> **Exercise requirements**
Please output the records below in full, exactly as given, but without the images.

>> START Dataset excerpts

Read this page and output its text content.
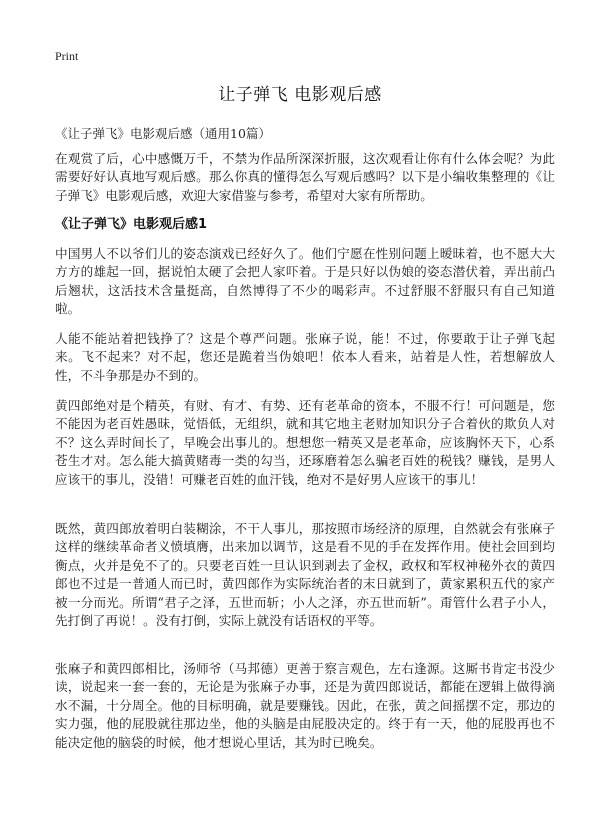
Print
让子弹飞 电影观后感
《让子弹飞》电影观后感（通用10篇）

在观赏了后，心中感慨万千，不禁为作品所深深折服，这次观看让你有什么体会呢？为此需要好好认真地写观后感。那么你真的懂得怎么写观后感吗？以下是小编收集整理的《让子弹飞》电影观后感，欢迎大家借鉴与参考，希望对大家有所帮助。

《让子弹飞》电影观后感1

中国男人不以爷们儿的姿态演戏已经好久了。他们宁愿在性别问题上暧昧着，也不愿大大方方的雄起一回，据说怕太硬了会把人家吓着。于是只好以伪娘的姿态潜伏着，弄出前凸后翘状，这活技术含量挺高，自然博得了不少的喝彩声。不过舒服不舒服只有自己知道啦。

人能不能站着把钱挣了？这是个尊严问题。张麻子说，能！不过，你要敢于让子弹飞起来。飞不起来？对不起，您还是跪着当伪娘吧！依本人看来，站着是人性，若想解放人性，不斗争那是办不到的。

黄四郎绝对是个精英，有财、有才、有势、还有老革命的资本，不服不行！可问题是，您不能因为老百姓愚昧，觉悟低，无组织，就和其它地主老财加知识分子合着伙的欺负人对不？这么弄时间长了，早晚会出事儿的。想想您一精英又是老革命，应该胸怀天下，心系苍生才对。怎么能大搞黄赌毒一类的勾当，还琢磨着怎么骗老百姓的税钱？赚钱，是男人应该干的事儿，没错！可赚老百姓的血汗钱，绝对不是好男人应该干的事儿！

既然，黄四郎放着明白装糊涂，不干人事儿，那按照市场经济的原理，自然就会有张麻子这样的继续革命者义愤填膺，出来加以调节，这是看不见的手在发挥作用。使社会回到均衡点，火并是免不了的。只要老百姓一旦认识到剥去了金权，政权和军权神秘外衣的黄四郎也不过是一普通人而已时，黄四郎作为实际统治者的末日就到了，黄家累积五代的家产被一分而光。所谓“君子之泽，五世而斩；小人之泽，亦五世而斩”。甭管什么君子小人，先打倒了再说！。没有打倒，实际上就没有话语权的平等。

张麻子和黄四郎相比，汤师爷（马邦德）更善于察言观色，左右逢源。这厮书肯定书没少读，说起来一套一套的，无论是为张麻子办事，还是为黄四郎说话，都能在逻辑上做得滴水不漏，十分周全。他的目标明确，就是要赚钱。因此，在张，黄之间摇摆不定，那边的实力强，他的屁股就往那边坐，他的头脑是由屁股决定的。终于有一天，他的屁股再也不能决定他的脑袋的时候，他才想说心里话，其为时已晚矣。
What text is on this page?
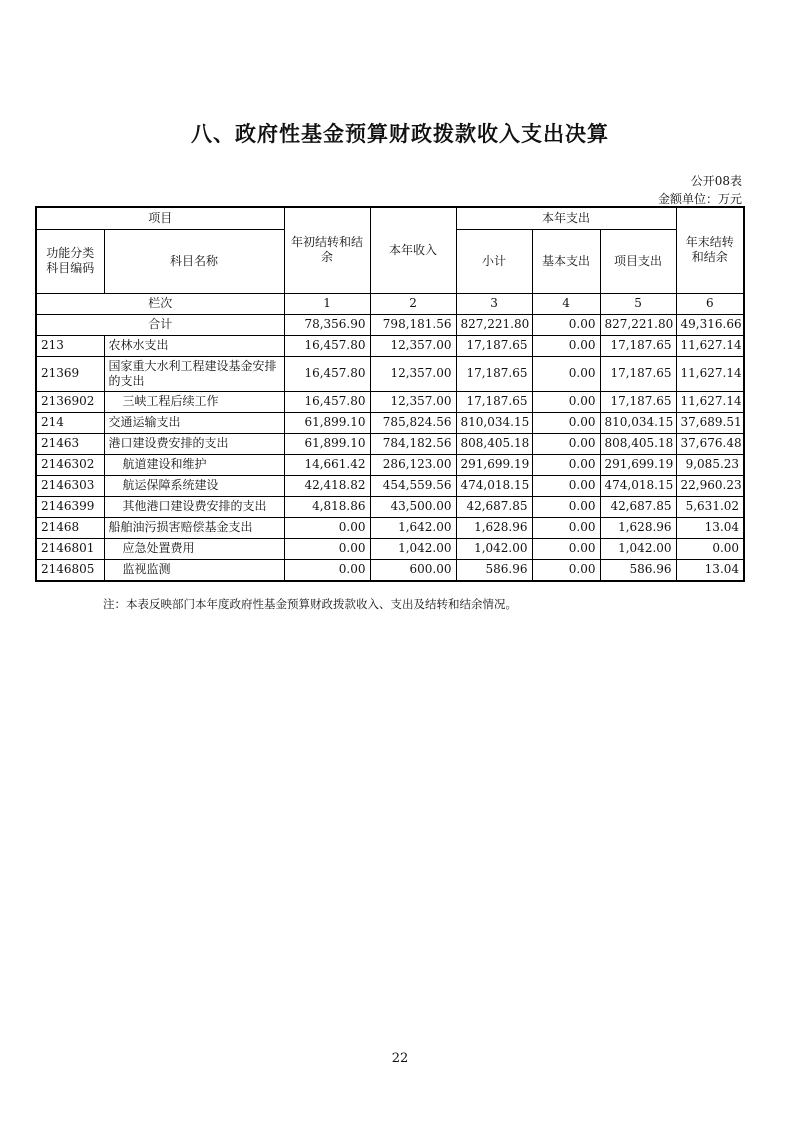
八、政府性基金预算财政拨款收入支出决算
公开08表
金额单位：万元
项目		年初结转和结余	本年收入	本年支出			年末结转和结余
功能分类科目编码	科目名称			小计	基本支出	项目支出	
栏次		1	2	3	4	5	6
合计		78,356.90	798,181.56	827,221.80	0.00	827,221.80	49,316.66
213	农林水支出	16,457.80	12,357.00	17,187.65	0.00	17,187.65	11,627.14
21369	国家重大水利工程建设基金安排的支出	16,457.80	12,357.00	17,187.65	0.00	17,187.65	11,627.14
2136902	三峡工程后续工作	16,457.80	12,357.00	17,187.65	0.00	17,187.65	11,627.14
214	交通运输支出	61,899.10	785,824.56	810,034.15	0.00	810,034.15	37,689.51
21463	港口建设费安排的支出	61,899.10	784,182.56	808,405.18	0.00	808,405.18	37,676.48
2146302	航道建设和维护	14,661.42	286,123.00	291,699.19	0.00	291,699.19	9,085.23
2146303	航运保障系统建设	42,418.82	454,559.56	474,018.15	0.00	474,018.15	22,960.23
2146399	其他港口建设费安排的支出	4,818.86	43,500.00	42,687.85	0.00	42,687.85	5,631.02
21468	船舶油污损害赔偿基金支出	0.00	1,642.00	1,628.96	0.00	1,628.96	13.04
2146801	应急处置费用	0.00	1,042.00	1,042.00	0.00	1,042.00	0.00
2146805	监视监测	0.00	600.00	586.96	0.00	586.96	13.04
注：本表反映部门本年度政府性基金预算财政拨款收入、支出及结转和结余情况。
22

>> END Dataset excerpts

> **Answer in full**
Read this page and output its text content.
Print
让子弹飞 电影观后感
《让子弹飞》电影观后感（通用10篇）

在观赏了后，心中感慨万千，不禁为作品所深深折服，这次观看让你有什么体会呢？为此需要好好认真地写观后感。那么你真的懂得怎么写观后感吗？以下是小编收集整理的《让子弹飞》电影观后感，欢迎大家借鉴与参考，希望对大家有所帮助。

《让子弹飞》电影观后感1

中国男人不以爷们儿的姿态演戏已经好久了。他们宁愿在性别问题上暧昧着，也不愿大大方方的雄起一回，据说怕太硬了会把人家吓着。于是只好以伪娘的姿态潜伏着，弄出前凸后翘状，这活技术含量挺高，自然博得了不少的喝彩声。不过舒服不舒服只有自己知道啦。

人能不能站着把钱挣了？这是个尊严问题。张麻子说，能！不过，你要敢于让子弹飞起来。飞不起来？对不起，您还是跪着当伪娘吧！依本人看来，站着是人性，若想解放人性，不斗争那是办不到的。

黄四郎绝对是个精英，有财、有才、有势、还有老革命的资本，不服不行！可问题是，您不能因为老百姓愚昧，觉悟低，无组织，就和其它地主老财加知识分子合着伙的欺负人对不？这么弄时间长了，早晚会出事儿的。想想您一精英又是老革命，应该胸怀天下，心系苍生才对。怎么能大搞黄赌毒一类的勾当，还琢磨着怎么骗老百姓的税钱？赚钱，是男人应该干的事儿，没错！可赚老百姓的血汗钱，绝对不是好男人应该干的事儿！

既然，黄四郎放着明白装糊涂，不干人事儿，那按照市场经济的原理，自然就会有张麻子这样的继续革命者义愤填膺，出来加以调节，这是看不见的手在发挥作用。使社会回到均衡点，火并是免不了的。只要老百姓一旦认识到剥去了金权，政权和军权神秘外衣的黄四郎也不过是一普通人而已时，黄四郎作为实际统治者的末日就到了，黄家累积五代的家产被一分而光。所谓“君子之泽，五世而斩；小人之泽，亦五世而斩”。甭管什么君子小人，先打倒了再说！。没有打倒，实际上就没有话语权的平等。

张麻子和黄四郎相比，汤师爷（马邦德）更善于察言观色，左右逢源。这厮书肯定书没少读，说起来一套一套的，无论是为张麻子办事，还是为黄四郎说话，都能在逻辑上做得滴水不漏，十分周全。他的目标明确，就是要赚钱。因此，在张，黄之间摇摆不定，那边的实力强，他的屁股就往那边坐，他的头脑是由屁股决定的。终于有一天，他的屁股再也不能决定他的脑袋的时候，他才想说心里话，其为时已晚矣。
What text is on this page?
八、政府性基金预算财政拨款收入支出决算
公开08表
金额单位：万元
项目		年初结转和结余	本年收入	本年支出			年末结转和结余
功能分类科目编码	科目名称			小计	基本支出	项目支出	
栏次		1	2	3	4	5	6
合计		78,356.90	798,181.56	827,221.80	0.00	827,221.80	49,316.66
213	农林水支出	16,457.80	12,357.00	17,187.65	0.00	17,187.65	11,627.14
21369	国家重大水利工程建设基金安排的支出	16,457.80	12,357.00	17,187.65	0.00	17,187.65	11,627.14
2136902	三峡工程后续工作	16,457.80	12,357.00	17,187.65	0.00	17,187.65	11,627.14
214	交通运输支出	61,899.10	785,824.56	810,034.15	0.00	810,034.15	37,689.51
21463	港口建设费安排的支出	61,899.10	784,182.56	808,405.18	0.00	808,405.18	37,676.48
2146302	航道建设和维护	14,661.42	286,123.00	291,699.19	0.00	291,699.19	9,085.23
2146303	航运保障系统建设	42,418.82	454,559.56	474,018.15	0.00	474,018.15	22,960.23
2146399	其他港口建设费安排的支出	4,818.86	43,500.00	42,687.85	0.00	42,687.85	5,631.02
21468	船舶油污损害赔偿基金支出	0.00	1,642.00	1,628.96	0.00	1,628.96	13.04
2146801	应急处置费用	0.00	1,042.00	1,042.00	0.00	1,042.00	0.00
2146805	监视监测	0.00	600.00	586.96	0.00	586.96	13.04
注：本表反映部门本年度政府性基金预算财政拨款收入、支出及结转和结余情况。
22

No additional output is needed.